Instruction: Can the lines below, from the one that holds "Convert this document image to plain text." to the very end, be echoed exactly, with both ends included and no pictures?

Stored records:

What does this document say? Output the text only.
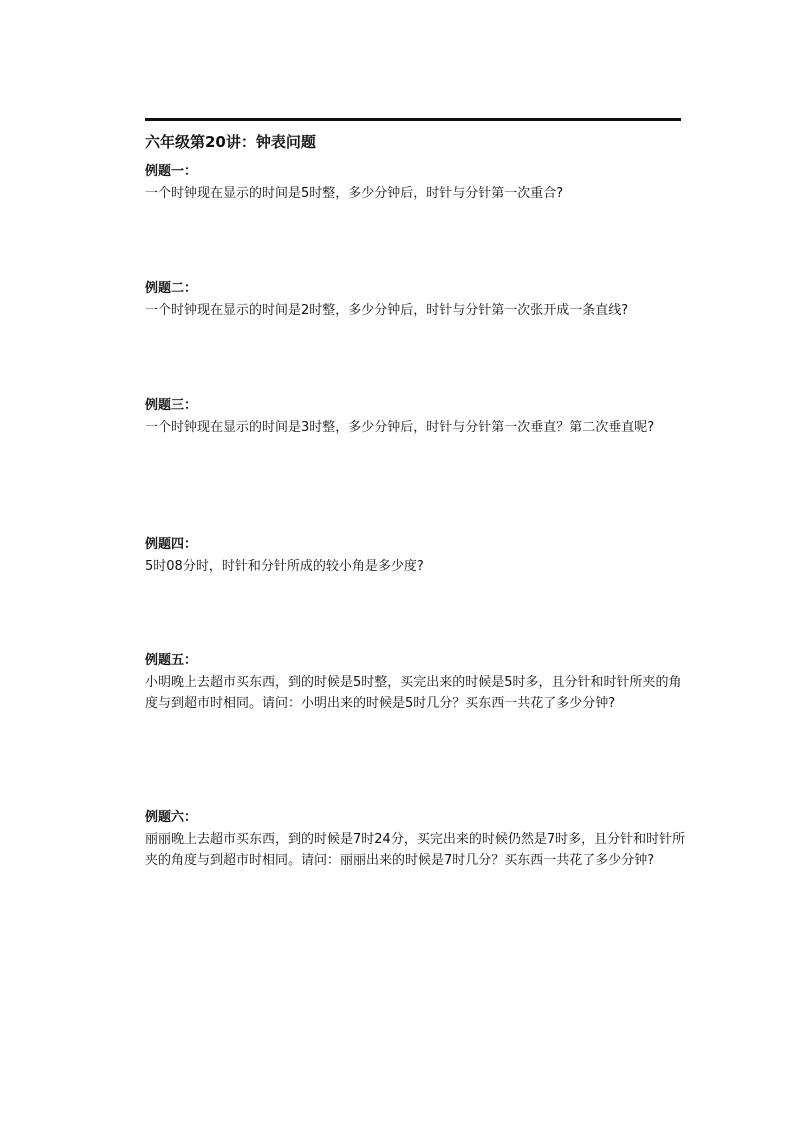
六年级第20讲：钟表问题
例题一：
一个时钟现在显示的时间是5时整，多少分钟后，时针与分针第一次重合?
例题二：
一个时钟现在显示的时间是2时整，多少分钟后，时针与分针第一次张开成一条直线?
例题三：
一个时钟现在显示的时间是3时整，多少分钟后，时针与分针第一次垂直？第二次垂直呢?
例题四：
5时08分时，时针和分针所成的较小角是多少度?
例题五：
小明晚上去超市买东西，到的时候是5时整，买完出来的时候是5时多，且分针和时针所夹的角度与到超市时相同。请问：小明出来的时候是5时几分？买东西一共花了多少分钟?
例题六：
丽丽晚上去超市买东西，到的时候是7时24分，买完出来的时候仍然是7时多，且分针和时针所夹的角度与到超市时相同。请问：丽丽出来的时候是7时几分？买东西一共花了多少分钟?
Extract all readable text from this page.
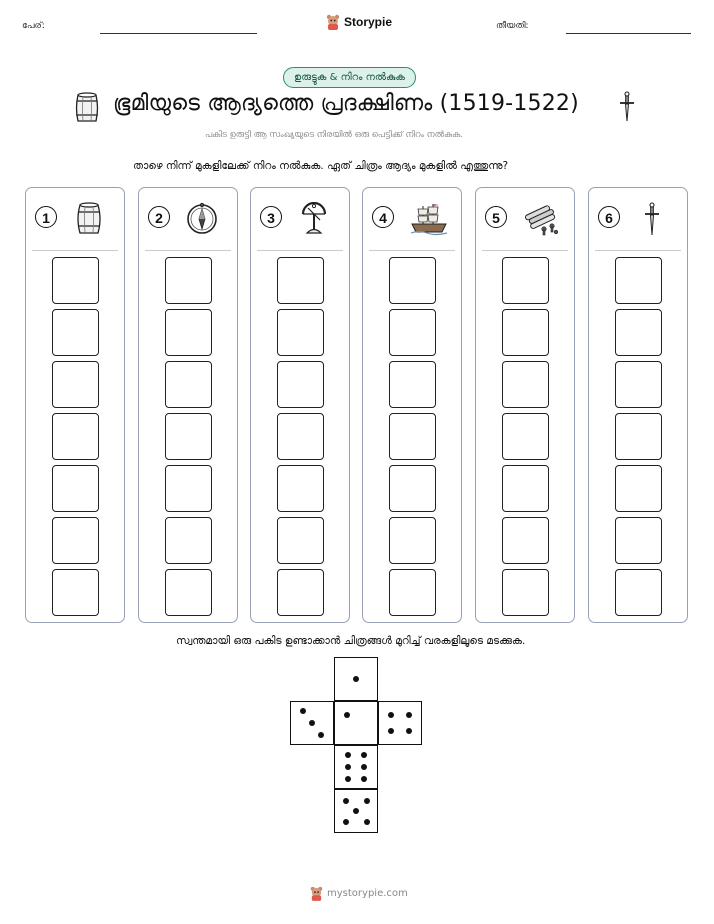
പേര്:	Storypie	തീയതി:
ഉരുട്ടുക & നിറം നൽകുക
ഭൂമിയുടെ ആദ്യത്തെ പ്രദക്ഷിണം (1519-1522)
പകിട ഉരുട്ടി ആ സംഖ്യയുടെ നിരയിൽ ഒരു പെട്ടിക്ക് നിറം നൽകുക.
താഴെ നിന്ന് മുകളിലേക്ക് നിറം നൽകുക. ഏത് ചിത്രം ആദ്യം മുകളിൽ എത്തുന്നു?
1	2	3	4	5	6
സ്വന്തമായി ഒരു പകിട ഉണ്ടാക്കാൻ ചിത്രങ്ങൾ മുറിച്ച് വരകളിലൂടെ മടക്കുക.
mystorypie.com
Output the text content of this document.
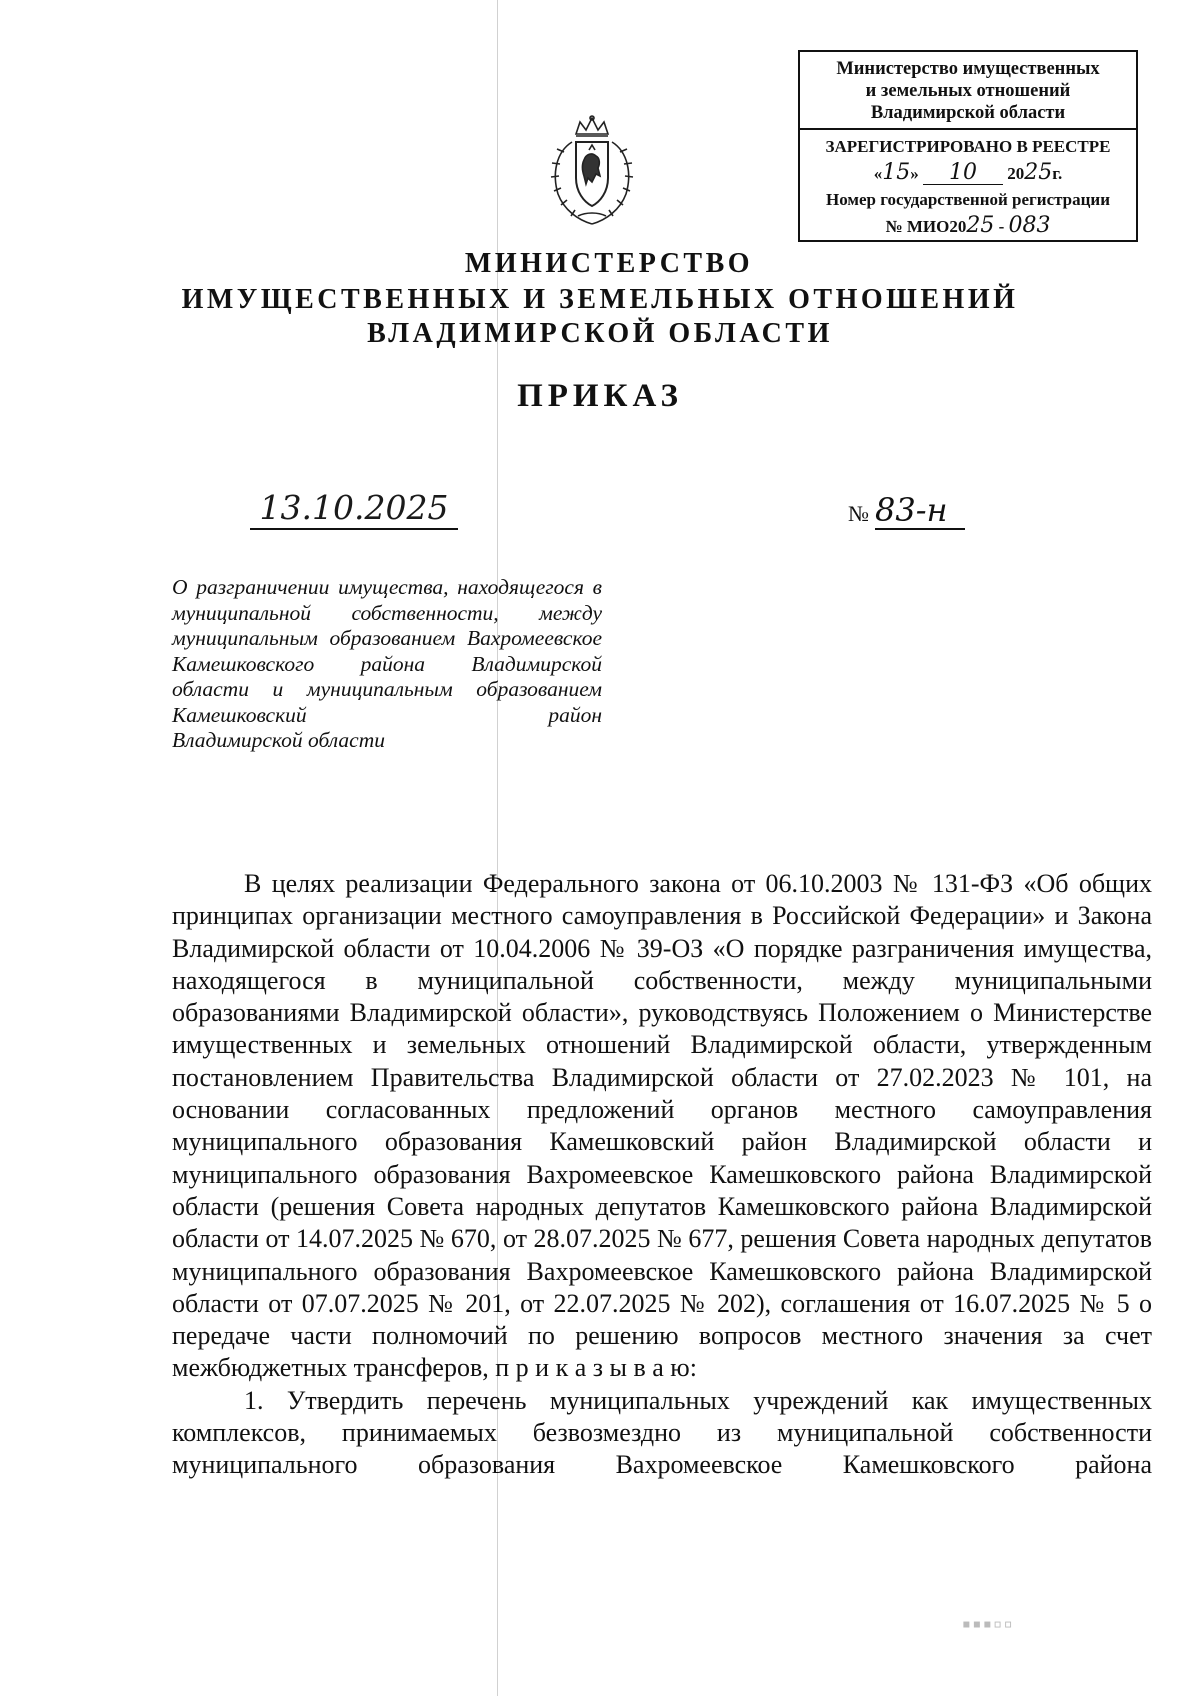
Министерство имущественных
и земельных отношений
Владимирской области
ЗАРЕГИСТРИРОВАНО В РЕЕСТРЕ
«15» 10 2025г.
Номер государственной регистрации
№ МИО2025 - 083
МИНИСТЕРСТВО
ИМУЩЕСТВЕННЫХ И ЗЕМЕЛЬНЫХ ОТНОШЕНИЙ
ВЛАДИМИРСКОЙ ОБЛАСТИ
ПРИКАЗ
13.10.2025	№ 83-н
О разграничении имущества, находящегося в муниципальной собственности, между муниципальным образованием Вахромеевское Камешковского района Владимирской области и муниципальным образованием Камешковский район
Владимирской области

В целях реализации Федерального закона от 06.10.2003 № 131-ФЗ «Об общих принципах организации местного самоуправления в Российской Федерации» и Закона Владимирской области от 10.04.2006 № 39-ОЗ «О порядке разграничения имущества, находящегося в муниципальной собственности, между муниципальными образованиями Владимирской области», руководствуясь Положением о Министерстве имущественных и земельных отношений Владимирской области, утвержденным постановлением Правительства Владимирской области от 27.02.2023 № 101, на основании согласованных предложений органов местного самоуправления муниципального образования Камешковский район Владимирской области и муниципального образования Вахромеевское Камешковского района Владимирской области (решения Совета народных депутатов Камешковского района Владимирской области от 14.07.2025 № 670, от 28.07.2025 № 677, решения Совета народных депутатов муниципального образования Вахромеевское Камешковского района Владимирской области от 07.07.2025 № 201, от 22.07.2025 № 202), соглашения от 16.07.2025 № 5 о передаче части полномочий по решению вопросов местного значения за счет межбюджетных трансферов, п р и к а з ы в а ю:

1. Утвердить перечень муниципальных учреждений как имущественных комплексов, принимаемых безвозмездно из муниципальной собственности муниципального образования Вахромеевское Камешковского района

▪▪▪▫▫
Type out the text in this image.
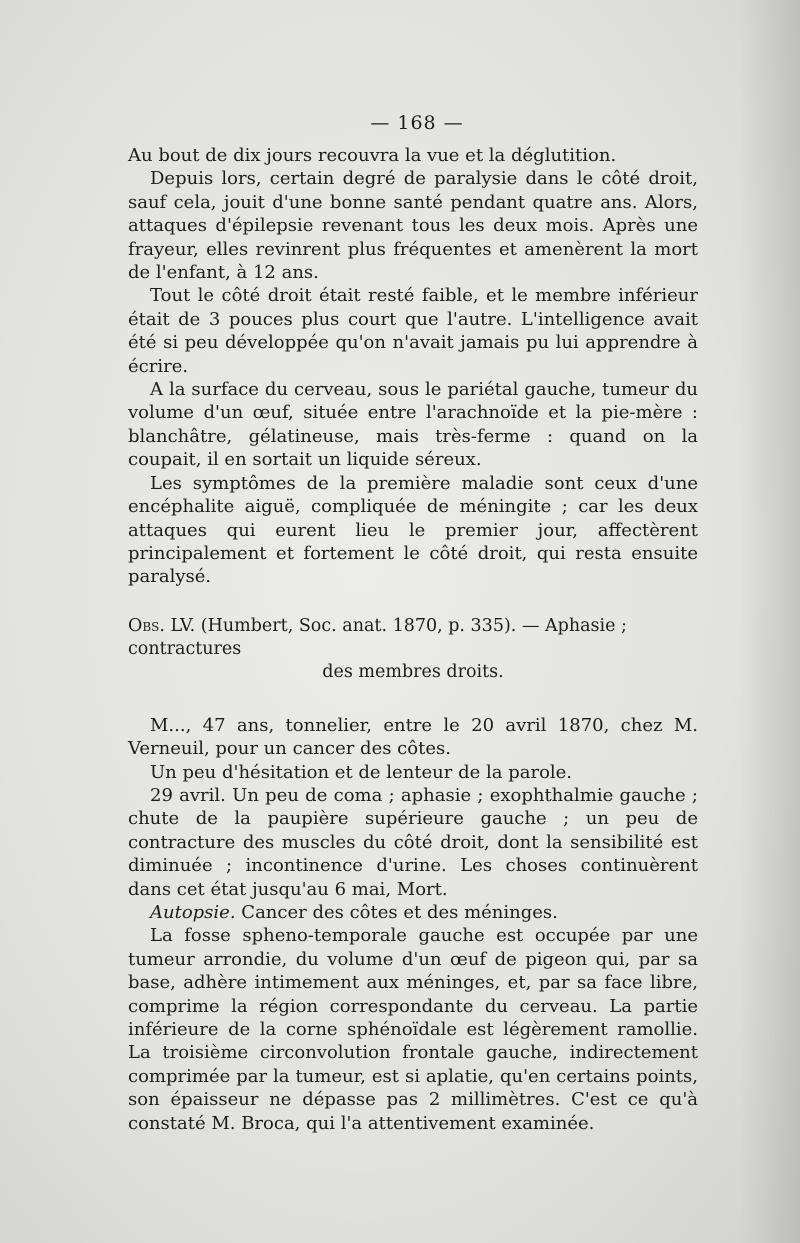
— 168 —

Au bout de dix jours recouvra la vue et la déglutition.

Depuis lors, certain degré de paralysie dans le côté droit, sauf cela, jouit d'une bonne santé pendant quatre ans. Alors, attaques d'épilepsie revenant tous les deux mois. Après une frayeur, elles revinrent plus fréquentes et amenèrent la mort de l'enfant, à 12 ans.

Tout le côté droit était resté faible, et le membre inférieur était de 3 pouces plus court que l'autre. L'intelligence avait été si peu développée qu'on n'avait jamais pu lui apprendre à écrire.

A la surface du cerveau, sous le pariétal gauche, tumeur du volume d'un œuf, située entre l'arachnoïde et la pie-mère : blanchâtre, gélatineuse, mais très-ferme : quand on la coupait, il en sortait un liquide séreux.

Les symptômes de la première maladie sont ceux d'une encéphalite aiguë, compliquée de méningite ; car les deux attaques qui eurent lieu le premier jour, affectèrent principalement et fortement le côté droit, qui resta ensuite paralysé.

Obs. LV. (Humbert, Soc. anat. 1870, p. 335). — Aphasie ; contractures
des membres droits.

M..., 47 ans, tonnelier, entre le 20 avril 1870, chez M. Verneuil, pour un cancer des côtes.

Un peu d'hésitation et de lenteur de la parole.

29 avril. Un peu de coma ; aphasie ; exophthalmie gauche ; chute de la paupière supérieure gauche ; un peu de contracture des muscles du côté droit, dont la sensibilité est diminuée ; incontinence d'urine. Les choses continuèrent dans cet état jusqu'au 6 mai, Mort.

Autopsie. Cancer des côtes et des méninges.

La fosse spheno-temporale gauche est occupée par une tumeur arrondie, du volume d'un œuf de pigeon qui, par sa base, adhère intimement aux méninges, et, par sa face libre, comprime la région correspondante du cerveau. La partie inférieure de la corne sphénoïdale est légèrement ramollie. La troisième circonvolution frontale gauche, indirectement comprimée par la tumeur, est si aplatie, qu'en certains points, son épaisseur ne dépasse pas 2 millimètres. C'est ce qu'à constaté M. Broca, qui l'a attentivement examinée.
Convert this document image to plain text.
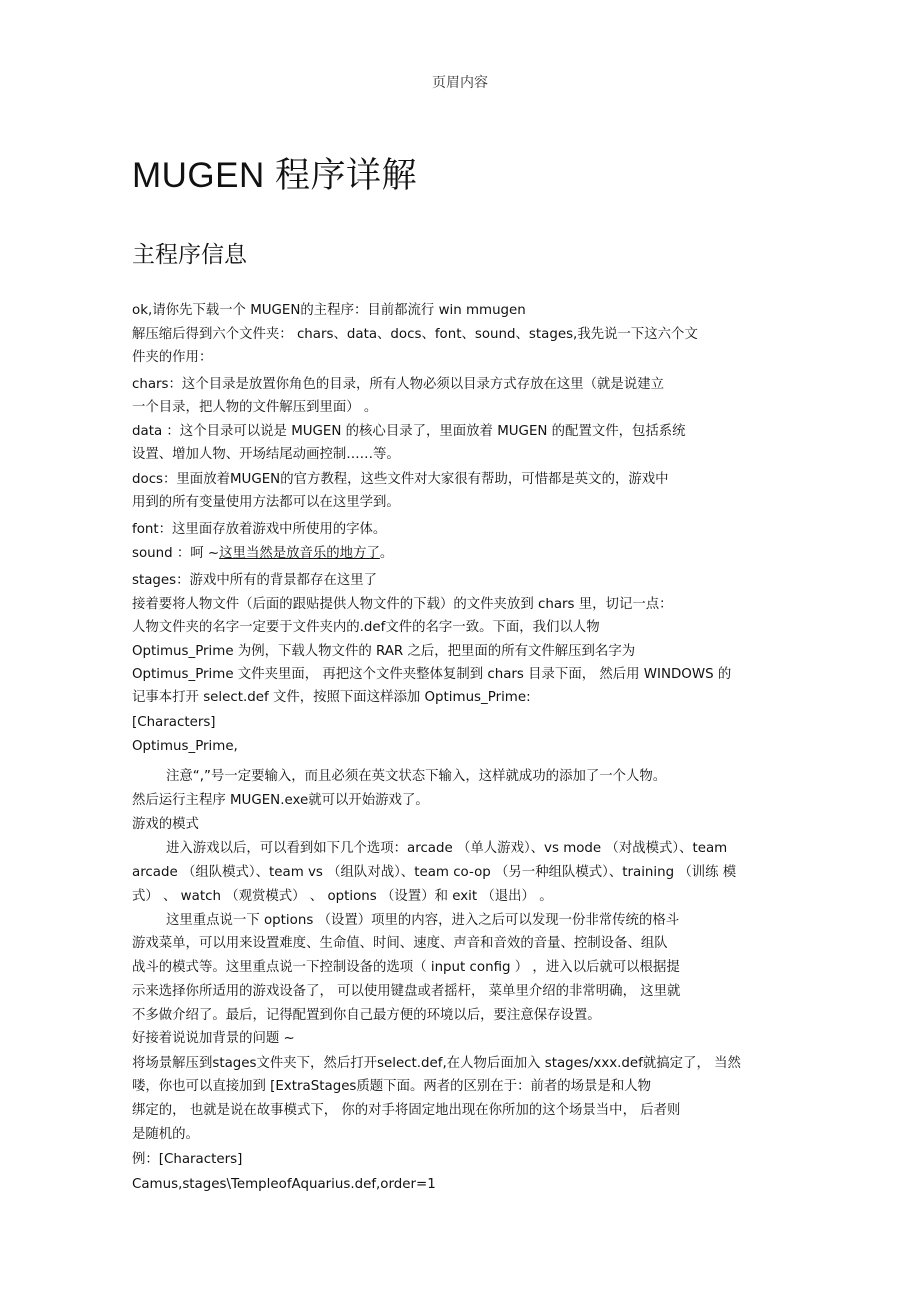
页眉内容
MUGEN 程序详解
主程序信息
ok,请你先下载一个 MUGEN的主程序：目前都流行 win mmugen
解压缩后得到六个文件夹： chars、data、docs、font、sound、stages,我先说一下这六个文
件夹的作用：
chars：这个目录是放置你角色的目录，所有人物必须以目录方式存放在这里（就是说建立
一个目录，把人物的文件解压到里面） 。
data ：这个目录可以说是 MUGEN 的核心目录了，里面放着 MUGEN 的配置文件，包括系统
设置、增加人物、开场结尾动画控制……等。
docs：里面放着MUGEN的官方教程，这些文件对大家很有帮助，可惜都是英文的，游戏中
用到的所有变量使用方法都可以在这里学到。
font：这里面存放着游戏中所使用的字体。
sound ：呵 ~这里当然是放音乐的地方了。
stages：游戏中所有的背景都存在这里了
接着要将人物文件（后面的跟贴提供人物文件的下载）的文件夹放到 chars 里，切记一点：
人物文件夹的名字一定要于文件夹内的.def文件的名字一致。下面，我们以人物
Optimus_Prime 为例，下载人物文件的 RAR 之后，把里面的所有文件解压到名字为
Optimus_Prime 文件夹里面， 再把这个文件夹整体复制到 chars 目录下面， 然后用 WINDOWS 的
记事本打开 select.def 文件，按照下面这样添加 Optimus_Prime:
[Characters]
Optimus_Prime,
注意“,”号一定要输入，而且必须在英文状态下输入，这样就成功的添加了一个人物。
然后运行主程序 MUGEN.exe就可以开始游戏了。
游戏的模式
进入游戏以后，可以看到如下几个选项：arcade （单人游戏）、vs mode （对战模式）、team
arcade （组队模式）、team vs （组队对战）、team co-op （另一种组队模式）、training （训练 模
式） 、 watch （观赏模式） 、 options （设置）和 exit （退出） 。
这里重点说一下 options （设置）项里的内容，进入之后可以发现一份非常传统的格斗
游戏菜单，可以用来设置难度、生命值、时间、速度、声音和音效的音量、控制设备、组队
战斗的模式等。这里重点说一下控制设备的选项（ input config ） ，进入以后就可以根据提
示来选择你所适用的游戏设备了， 可以使用键盘或者摇杆， 菜单里介绍的非常明确， 这里就
不多做介绍了。最后，记得配置到你自己最方便的环境以后，要注意保存设置。
好接着说说加背景的问题 ~
将场景解压到stages文件夹下，然后打开select.def,在人物后面加入 stages/xxx.def就搞定了， 当然
喽，你也可以直接加到 [ExtraStages质题下面。两者的区别在于：前者的场景是和人物
绑定的， 也就是说在故事模式下， 你的对手将固定地出现在你所加的这个场景当中， 后者则
是随机的。
例：[Characters]
Camus,stages\TempleofAquarius.def,order=1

Response to this exercise:
Convert this document image to plain text.
页眉内容
MUGEN 程序详解
主程序信息
ok,请你先下载一个 MUGEN的主程序：目前都流行 win mmugen
解压缩后得到六个文件夹： chars、data、docs、font、sound、stages,我先说一下这六个文
件夹的作用：
chars：这个目录是放置你角色的目录，所有人物必须以目录方式存放在这里（就是说建立
一个目录，把人物的文件解压到里面） 。
data ：这个目录可以说是 MUGEN 的核心目录了，里面放着 MUGEN 的配置文件，包括系统
设置、增加人物、开场结尾动画控制……等。
docs：里面放着MUGEN的官方教程，这些文件对大家很有帮助，可惜都是英文的，游戏中
用到的所有变量使用方法都可以在这里学到。
font：这里面存放着游戏中所使用的字体。
sound ：呵 ~这里当然是放音乐的地方了。
stages：游戏中所有的背景都存在这里了
接着要将人物文件（后面的跟贴提供人物文件的下载）的文件夹放到 chars 里，切记一点：
人物文件夹的名字一定要于文件夹内的.def文件的名字一致。下面，我们以人物
Optimus_Prime 为例，下载人物文件的 RAR 之后，把里面的所有文件解压到名字为
Optimus_Prime 文件夹里面， 再把这个文件夹整体复制到 chars 目录下面， 然后用 WINDOWS 的
记事本打开 select.def 文件，按照下面这样添加 Optimus_Prime:
[Characters]
Optimus_Prime,
注意“,”号一定要输入，而且必须在英文状态下输入，这样就成功的添加了一个人物。
然后运行主程序 MUGEN.exe就可以开始游戏了。
游戏的模式
进入游戏以后，可以看到如下几个选项：arcade （单人游戏）、vs mode （对战模式）、team
arcade （组队模式）、team vs （组队对战）、team co-op （另一种组队模式）、training （训练 模
式） 、 watch （观赏模式） 、 options （设置）和 exit （退出） 。
这里重点说一下 options （设置）项里的内容，进入之后可以发现一份非常传统的格斗
游戏菜单，可以用来设置难度、生命值、时间、速度、声音和音效的音量、控制设备、组队
战斗的模式等。这里重点说一下控制设备的选项（ input config ） ，进入以后就可以根据提
示来选择你所适用的游戏设备了， 可以使用键盘或者摇杆， 菜单里介绍的非常明确， 这里就
不多做介绍了。最后，记得配置到你自己最方便的环境以后，要注意保存设置。
好接着说说加背景的问题 ~
将场景解压到stages文件夹下，然后打开select.def,在人物后面加入 stages/xxx.def就搞定了， 当然
喽，你也可以直接加到 [ExtraStages质题下面。两者的区别在于：前者的场景是和人物
绑定的， 也就是说在故事模式下， 你的对手将固定地出现在你所加的这个场景当中， 后者则
是随机的。
例：[Characters]
Camus,stages\TempleofAquarius.def,order=1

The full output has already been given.